§ **Problem requirements**: Write out the material exactly, with the pictures left out.

**** Data for this exercise ****

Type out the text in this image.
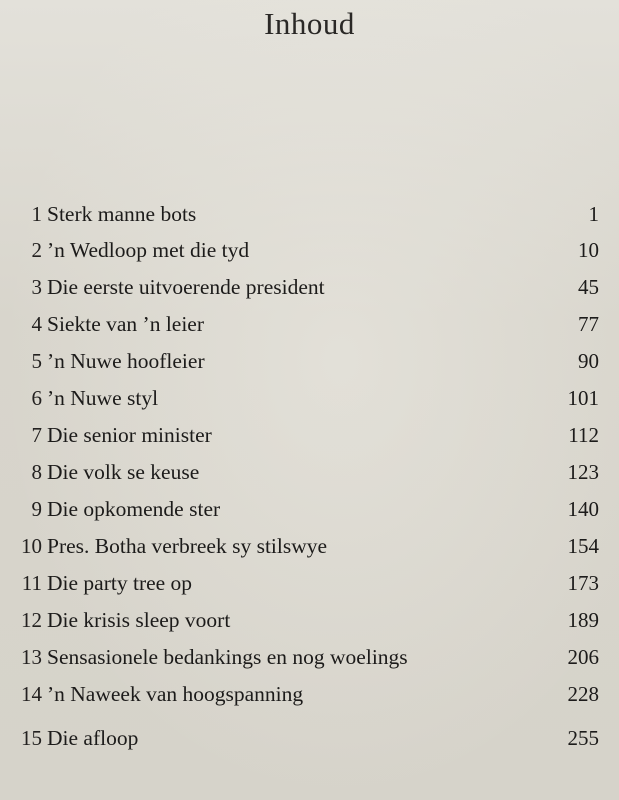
Inhoud
1 Sterk manne bots	1
2 ’n Wedloop met die tyd	10
3 Die eerste uitvoerende president	45
4 Siekte van ’n leier	77
5 ’n Nuwe hoofleier	90
6 ’n Nuwe styl	101
7 Die senior minister	112
8 Die volk se keuse	123
9 Die opkomende ster	140
10 Pres. Botha verbreek sy stilswye	154
11 Die party tree op	173
12 Die krisis sleep voort	189
13 Sensasionele bedankings en nog woelings	206
14 ’n Naweek van hoogspanning	228
15 Die afloop	255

****

§ **Output**:
Type out the text in this image.
Inhoud
1 Sterk manne bots	1
2 ’n Wedloop met die tyd	10
3 Die eerste uitvoerende president	45
4 Siekte van ’n leier	77
5 ’n Nuwe hoofleier	90
6 ’n Nuwe styl	101
7 Die senior minister	112
8 Die volk se keuse	123
9 Die opkomende ster	140
10 Pres. Botha verbreek sy stilswye	154
11 Die party tree op	173
12 Die krisis sleep voort	189
13 Sensasionele bedankings en nog woelings	206
14 ’n Naweek van hoogspanning	228
15 Die afloop	255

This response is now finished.